Figure record extracts
>> Start
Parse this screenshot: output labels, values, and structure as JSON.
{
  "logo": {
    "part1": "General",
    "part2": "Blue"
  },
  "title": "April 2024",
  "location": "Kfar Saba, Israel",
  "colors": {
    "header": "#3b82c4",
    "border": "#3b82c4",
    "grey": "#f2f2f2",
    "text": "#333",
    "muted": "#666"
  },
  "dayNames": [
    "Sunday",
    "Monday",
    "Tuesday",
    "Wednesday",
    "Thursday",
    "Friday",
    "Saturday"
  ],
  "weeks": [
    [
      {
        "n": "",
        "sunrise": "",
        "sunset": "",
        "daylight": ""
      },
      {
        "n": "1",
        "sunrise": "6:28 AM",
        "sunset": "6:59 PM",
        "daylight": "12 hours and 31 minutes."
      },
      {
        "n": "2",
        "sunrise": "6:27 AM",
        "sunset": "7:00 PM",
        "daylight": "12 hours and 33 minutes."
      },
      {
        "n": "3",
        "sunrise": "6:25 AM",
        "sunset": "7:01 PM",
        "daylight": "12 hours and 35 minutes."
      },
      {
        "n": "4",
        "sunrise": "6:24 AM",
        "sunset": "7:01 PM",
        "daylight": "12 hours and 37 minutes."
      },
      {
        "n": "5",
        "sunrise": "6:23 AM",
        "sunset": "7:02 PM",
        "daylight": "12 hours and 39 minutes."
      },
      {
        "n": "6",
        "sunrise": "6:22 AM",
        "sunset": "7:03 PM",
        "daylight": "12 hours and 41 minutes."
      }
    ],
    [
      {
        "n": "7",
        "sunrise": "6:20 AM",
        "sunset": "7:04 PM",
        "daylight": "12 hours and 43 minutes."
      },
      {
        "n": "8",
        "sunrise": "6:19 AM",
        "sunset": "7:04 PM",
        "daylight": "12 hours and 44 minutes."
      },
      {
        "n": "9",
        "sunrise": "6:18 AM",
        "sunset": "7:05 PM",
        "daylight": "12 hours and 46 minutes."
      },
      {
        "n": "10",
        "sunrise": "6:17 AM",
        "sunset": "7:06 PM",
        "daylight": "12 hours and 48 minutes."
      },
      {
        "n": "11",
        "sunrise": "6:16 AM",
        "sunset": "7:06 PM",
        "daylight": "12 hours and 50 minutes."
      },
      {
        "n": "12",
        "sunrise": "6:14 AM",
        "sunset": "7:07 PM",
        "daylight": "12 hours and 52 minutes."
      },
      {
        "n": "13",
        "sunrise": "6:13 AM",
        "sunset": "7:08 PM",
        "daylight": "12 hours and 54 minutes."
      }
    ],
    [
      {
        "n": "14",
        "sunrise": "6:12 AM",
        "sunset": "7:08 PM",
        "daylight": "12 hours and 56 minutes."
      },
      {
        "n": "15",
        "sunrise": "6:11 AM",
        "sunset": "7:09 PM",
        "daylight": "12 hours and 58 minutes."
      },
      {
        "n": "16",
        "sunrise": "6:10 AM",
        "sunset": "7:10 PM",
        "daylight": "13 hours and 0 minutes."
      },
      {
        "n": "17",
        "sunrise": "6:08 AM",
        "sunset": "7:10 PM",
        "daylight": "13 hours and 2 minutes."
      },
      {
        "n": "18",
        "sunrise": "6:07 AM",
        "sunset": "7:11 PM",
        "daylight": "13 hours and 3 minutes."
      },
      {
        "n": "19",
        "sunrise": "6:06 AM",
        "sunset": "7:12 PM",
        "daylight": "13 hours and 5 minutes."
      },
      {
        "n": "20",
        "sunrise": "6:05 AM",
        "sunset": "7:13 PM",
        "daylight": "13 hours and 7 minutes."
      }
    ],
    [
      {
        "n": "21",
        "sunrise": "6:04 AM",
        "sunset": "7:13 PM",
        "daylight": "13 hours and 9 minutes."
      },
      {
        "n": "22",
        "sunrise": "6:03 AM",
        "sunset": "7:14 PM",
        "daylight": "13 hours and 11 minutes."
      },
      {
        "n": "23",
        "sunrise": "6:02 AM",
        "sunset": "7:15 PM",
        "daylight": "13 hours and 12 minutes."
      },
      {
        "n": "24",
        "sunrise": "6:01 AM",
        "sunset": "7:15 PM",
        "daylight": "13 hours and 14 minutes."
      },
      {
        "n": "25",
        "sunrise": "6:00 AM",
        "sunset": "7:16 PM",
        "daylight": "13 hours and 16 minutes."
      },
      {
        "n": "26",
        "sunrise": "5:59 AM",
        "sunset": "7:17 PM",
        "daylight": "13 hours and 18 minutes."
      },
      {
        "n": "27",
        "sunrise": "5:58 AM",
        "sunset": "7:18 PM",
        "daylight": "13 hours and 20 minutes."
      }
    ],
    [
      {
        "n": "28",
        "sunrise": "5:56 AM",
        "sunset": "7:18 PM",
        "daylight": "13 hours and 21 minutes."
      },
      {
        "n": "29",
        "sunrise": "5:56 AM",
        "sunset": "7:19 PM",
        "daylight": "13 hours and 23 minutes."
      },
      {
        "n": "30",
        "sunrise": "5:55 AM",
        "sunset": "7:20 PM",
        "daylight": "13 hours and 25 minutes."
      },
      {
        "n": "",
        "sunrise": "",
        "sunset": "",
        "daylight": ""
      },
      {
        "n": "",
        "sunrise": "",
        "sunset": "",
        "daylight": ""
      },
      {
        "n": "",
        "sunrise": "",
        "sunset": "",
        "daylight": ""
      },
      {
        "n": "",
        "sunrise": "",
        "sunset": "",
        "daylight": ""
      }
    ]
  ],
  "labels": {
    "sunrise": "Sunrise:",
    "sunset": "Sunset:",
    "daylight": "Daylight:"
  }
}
>> End
**WHAT YOU SHOULD DO:**
Transcribe each entry precisely, missing none.

**SOLUTION TO THIS TASK:**
Parse this screenshot: output labels, values, and structure as JSON.
{
  "logo": {
    "part1": "General",
    "part2": "Blue"
  },
  "title": "April 2024",
  "location": "Kfar Saba, Israel",
  "colors": {
    "header": "#3b82c4",
    "border": "#3b82c4",
    "grey": "#f2f2f2",
    "text": "#333",
    "muted": "#666"
  },
  "dayNames": [
    "Sunday",
    "Monday",
    "Tuesday",
    "Wednesday",
    "Thursday",
    "Friday",
    "Saturday"
  ],
  "weeks": [
    [
      {
        "n": "",
        "sunrise": "",
        "sunset": "",
        "daylight": ""
      },
      {
        "n": "1",
        "sunrise": "6:28 AM",
        "sunset": "6:59 PM",
        "daylight": "12 hours and 31 minutes."
      },
      {
        "n": "2",
        "sunrise": "6:27 AM",
        "sunset": "7:00 PM",
        "daylight": "12 hours and 33 minutes."
      },
      {
        "n": "3",
        "sunrise": "6:25 AM",
        "sunset": "7:01 PM",
        "daylight": "12 hours and 35 minutes."
      },
      {
        "n": "4",
        "sunrise": "6:24 AM",
        "sunset": "7:01 PM",
        "daylight": "12 hours and 37 minutes."
      },
      {
        "n": "5",
        "sunrise": "6:23 AM",
        "sunset": "7:02 PM",
        "daylight": "12 hours and 39 minutes."
      },
      {
        "n": "6",
        "sunrise": "6:22 AM",
        "sunset": "7:03 PM",
        "daylight": "12 hours and 41 minutes."
      }
    ],
    [
      {
        "n": "7",
        "sunrise": "6:20 AM",
        "sunset": "7:04 PM",
        "daylight": "12 hours and 43 minutes."
      },
      {
        "n": "8",
        "sunrise": "6:19 AM",
        "sunset": "7:04 PM",
        "daylight": "12 hours and 44 minutes."
      },
      {
        "n": "9",
        "sunrise": "6:18 AM",
        "sunset": "7:05 PM",
        "daylight": "12 hours and 46 minutes."
      },
      {
        "n": "10",
        "sunrise": "6:17 AM",
        "sunset": "7:06 PM",
        "daylight": "12 hours and 48 minutes."
      },
      {
        "n": "11",
        "sunrise": "6:16 AM",
        "sunset": "7:06 PM",
        "daylight": "12 hours and 50 minutes."
      },
      {
        "n": "12",
        "sunrise": "6:14 AM",
        "sunset": "7:07 PM",
        "daylight": "12 hours and 52 minutes."
      },
      {
        "n": "13",
        "sunrise": "6:13 AM",
        "sunset": "7:08 PM",
        "daylight": "12 hours and 54 minutes."
      }
    ],
    [
      {
        "n": "14",
        "sunrise": "6:12 AM",
        "sunset": "7:08 PM",
        "daylight": "12 hours and 56 minutes."
      },
      {
        "n": "15",
        "sunrise": "6:11 AM",
        "sunset": "7:09 PM",
        "daylight": "12 hours and 58 minutes."
      },
      {
        "n": "16",
        "sunrise": "6:10 AM",
        "sunset": "7:10 PM",
        "daylight": "13 hours and 0 minutes."
      },
      {
        "n": "17",
        "sunrise": "6:08 AM",
        "sunset": "7:10 PM",
        "daylight": "13 hours and 2 minutes."
      },
      {
        "n": "18",
        "sunrise": "6:07 AM",
        "sunset": "7:11 PM",
        "daylight": "13 hours and 3 minutes."
      },
      {
        "n": "19",
        "sunrise": "6:06 AM",
        "sunset": "7:12 PM",
        "daylight": "13 hours and 5 minutes."
      },
      {
        "n": "20",
        "sunrise": "6:05 AM",
        "sunset": "7:13 PM",
        "daylight": "13 hours and 7 minutes."
      }
    ],
    [
      {
        "n": "21",
        "sunrise": "6:04 AM",
        "sunset": "7:13 PM",
        "daylight": "13 hours and 9 minutes."
      },
      {
        "n": "22",
        "sunrise": "6:03 AM",
        "sunset": "7:14 PM",
        "daylight": "13 hours and 11 minutes."
      },
      {
        "n": "23",
        "sunrise": "6:02 AM",
        "sunset": "7:15 PM",
        "daylight": "13 hours and 12 minutes."
      },
      {
        "n": "24",
        "sunrise": "6:01 AM",
        "sunset": "7:15 PM",
        "daylight": "13 hours and 14 minutes."
      },
      {
        "n": "25",
        "sunrise": "6:00 AM",
        "sunset": "7:16 PM",
        "daylight": "13 hours and 16 minutes."
      },
      {
        "n": "26",
        "sunrise": "5:59 AM",
        "sunset": "7:17 PM",
        "daylight": "13 hours and 18 minutes."
      },
      {
        "n": "27",
        "sunrise": "5:58 AM",
        "sunset": "7:18 PM",
        "daylight": "13 hours and 20 minutes."
      }
    ],
    [
      {
        "n": "28",
        "sunrise": "5:56 AM",
        "sunset": "7:18 PM",
        "daylight": "13 hours and 21 minutes."
      },
      {
        "n": "29",
        "sunrise": "5:56 AM",
        "sunset": "7:19 PM",
        "daylight": "13 hours and 23 minutes."
      },
      {
        "n": "30",
        "sunrise": "5:55 AM",
        "sunset": "7:20 PM",
        "daylight": "13 hours and 25 minutes."
      },
      {
        "n": "",
        "sunrise": "",
        "sunset": "",
        "daylight": ""
      },
      {
        "n": "",
        "sunrise": "",
        "sunset": "",
        "daylight": ""
      },
      {
        "n": "",
        "sunrise": "",
        "sunset": "",
        "daylight": ""
      },
      {
        "n": "",
        "sunrise": "",
        "sunset": "",
        "daylight": ""
      }
    ]
  ],
  "labels": {
    "sunrise": "Sunrise:",
    "sunset": "Sunset:",
    "daylight": "Daylight:"
  }
}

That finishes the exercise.